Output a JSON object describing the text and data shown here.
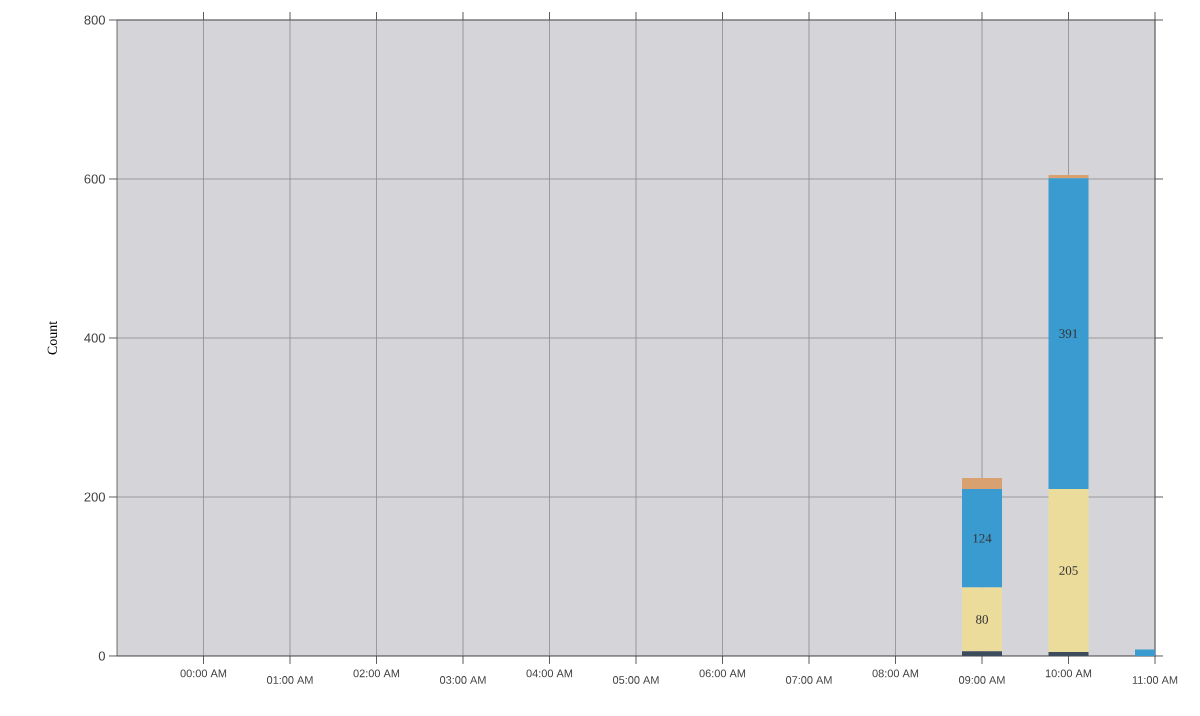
{
  "chart_data": {
    "type": "bar",
    "stacked": true,
    "ylabel": "Count",
    "categories": [
      "00:00 AM",
      "01:00 AM",
      "02:00 AM",
      "03:00 AM",
      "04:00 AM",
      "05:00 AM",
      "06:00 AM",
      "07:00 AM",
      "08:00 AM",
      "09:00 AM",
      "10:00 AM",
      "11:00 AM"
    ],
    "series": [
      {
        "color": "#3c4c5c",
        "values": [
          null,
          null,
          null,
          null,
          null,
          null,
          null,
          null,
          null,
          6,
          5,
          null
        ]
      },
      {
        "color": "#ecdc9c",
        "values": [
          null,
          null,
          null,
          null,
          null,
          null,
          null,
          null,
          null,
          80,
          205,
          null
        ],
        "value_labels": [
          null,
          null,
          null,
          null,
          null,
          null,
          null,
          null,
          null,
          "80",
          "205",
          null
        ]
      },
      {
        "color": "#3a9bd0",
        "values": [
          null,
          null,
          null,
          null,
          null,
          null,
          null,
          null,
          null,
          124,
          391,
          8
        ],
        "value_labels": [
          null,
          null,
          null,
          null,
          null,
          null,
          null,
          null,
          null,
          "124",
          "391",
          null
        ]
      },
      {
        "color": "#d9a070",
        "values": [
          null,
          null,
          null,
          null,
          null,
          null,
          null,
          null,
          null,
          14,
          4,
          null
        ]
      }
    ],
    "ylim": [
      0,
      800
    ],
    "yticks": [
      0,
      200,
      400,
      600,
      800
    ],
    "grid": true
  }
}
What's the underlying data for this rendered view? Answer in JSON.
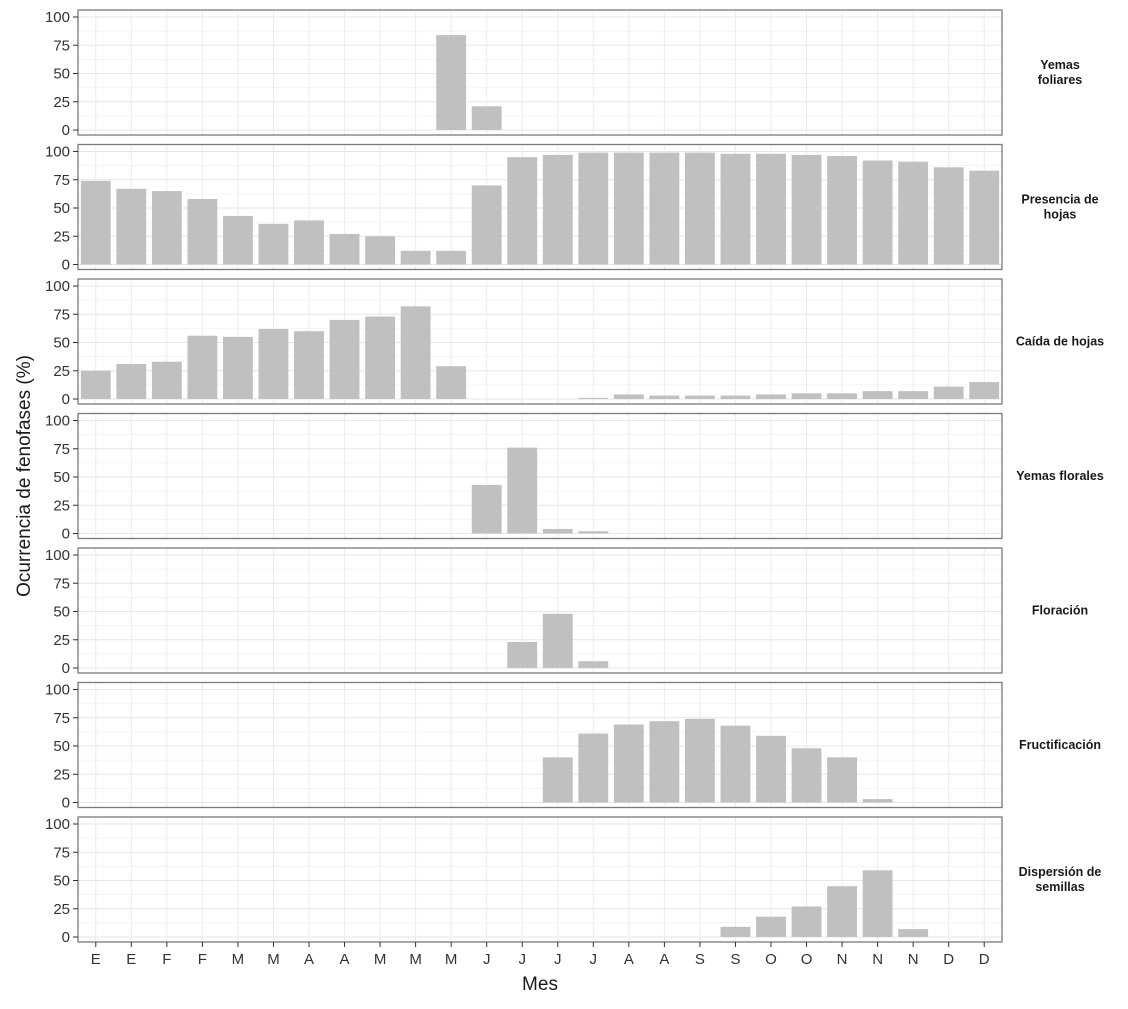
____________
▶ _What to produce_
Provide the number of lines in the data above that contain the string "color", and nothing else.

▶ _Solution_
4